[Stored records]
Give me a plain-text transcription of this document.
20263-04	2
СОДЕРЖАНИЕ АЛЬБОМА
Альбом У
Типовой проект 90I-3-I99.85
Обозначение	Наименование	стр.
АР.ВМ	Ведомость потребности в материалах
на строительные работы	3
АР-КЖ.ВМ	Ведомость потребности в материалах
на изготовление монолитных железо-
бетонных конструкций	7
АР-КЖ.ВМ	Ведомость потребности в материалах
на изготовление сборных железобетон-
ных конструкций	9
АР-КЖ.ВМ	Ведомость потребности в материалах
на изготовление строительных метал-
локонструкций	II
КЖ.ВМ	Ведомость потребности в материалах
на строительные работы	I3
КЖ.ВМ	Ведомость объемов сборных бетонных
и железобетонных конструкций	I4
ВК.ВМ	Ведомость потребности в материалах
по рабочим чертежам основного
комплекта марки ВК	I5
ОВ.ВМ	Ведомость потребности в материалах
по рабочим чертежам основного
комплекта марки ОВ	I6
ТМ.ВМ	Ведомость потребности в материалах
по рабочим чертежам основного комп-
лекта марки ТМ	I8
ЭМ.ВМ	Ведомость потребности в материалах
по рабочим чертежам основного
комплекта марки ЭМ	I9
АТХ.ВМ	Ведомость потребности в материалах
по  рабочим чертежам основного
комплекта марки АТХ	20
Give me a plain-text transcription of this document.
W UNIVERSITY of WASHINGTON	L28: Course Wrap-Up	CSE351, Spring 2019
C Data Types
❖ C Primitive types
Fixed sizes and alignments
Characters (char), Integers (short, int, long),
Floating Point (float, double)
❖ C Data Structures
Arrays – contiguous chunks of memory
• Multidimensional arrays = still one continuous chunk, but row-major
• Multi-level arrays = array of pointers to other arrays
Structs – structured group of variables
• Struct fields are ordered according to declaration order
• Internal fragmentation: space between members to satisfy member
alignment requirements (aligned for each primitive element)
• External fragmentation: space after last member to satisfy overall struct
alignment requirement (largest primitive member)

→ **WHAT THE EXERCISE ASKS**
Transcribe every entry verbatim.

→ **REPLY TO THE EXERCISE**
Give me a plain-text transcription of this document.
20263-04	2
СОДЕРЖАНИЕ АЛЬБОМА
Альбом У
Типовой проект 90I-3-I99.85
Обозначение	Наименование	стр.
АР.ВМ	Ведомость потребности в материалах
на строительные работы	3
АР-КЖ.ВМ	Ведомость потребности в материалах
на изготовление монолитных железо-
бетонных конструкций	7
АР-КЖ.ВМ	Ведомость потребности в материалах
на изготовление сборных железобетон-
ных конструкций	9
АР-КЖ.ВМ	Ведомость потребности в материалах
на изготовление строительных метал-
локонструкций	II
КЖ.ВМ	Ведомость потребности в материалах
на строительные работы	I3
КЖ.ВМ	Ведомость объемов сборных бетонных
и железобетонных конструкций	I4
ВК.ВМ	Ведомость потребности в материалах
по рабочим чертежам основного
комплекта марки ВК	I5
ОВ.ВМ	Ведомость потребности в материалах
по рабочим чертежам основного
комплекта марки ОВ	I6
ТМ.ВМ	Ведомость потребности в материалах
по рабочим чертежам основного комп-
лекта марки ТМ	I8
ЭМ.ВМ	Ведомость потребности в материалах
по рабочим чертежам основного
комплекта марки ЭМ	I9
АТХ.ВМ	Ведомость потребности в материалах
по  рабочим чертежам основного
комплекта марки АТХ	20
Give me a plain-text transcription of this document.
W UNIVERSITY of WASHINGTON	L28: Course Wrap-Up	CSE351, Spring 2019
C Data Types
❖ C Primitive types
Fixed sizes and alignments
Characters (char), Integers (short, int, long),
Floating Point (float, double)
❖ C Data Structures
Arrays – contiguous chunks of memory
• Multidimensional arrays = still one continuous chunk, but row-major
• Multi-level arrays = array of pointers to other arrays
Structs – structured group of variables
• Struct fields are ordered according to declaration order
• Internal fragmentation: space between members to satisfy member
alignment requirements (aligned for each primitive element)
• External fragmentation: space after last member to satisfy overall struct
alignment requirement (largest primitive member)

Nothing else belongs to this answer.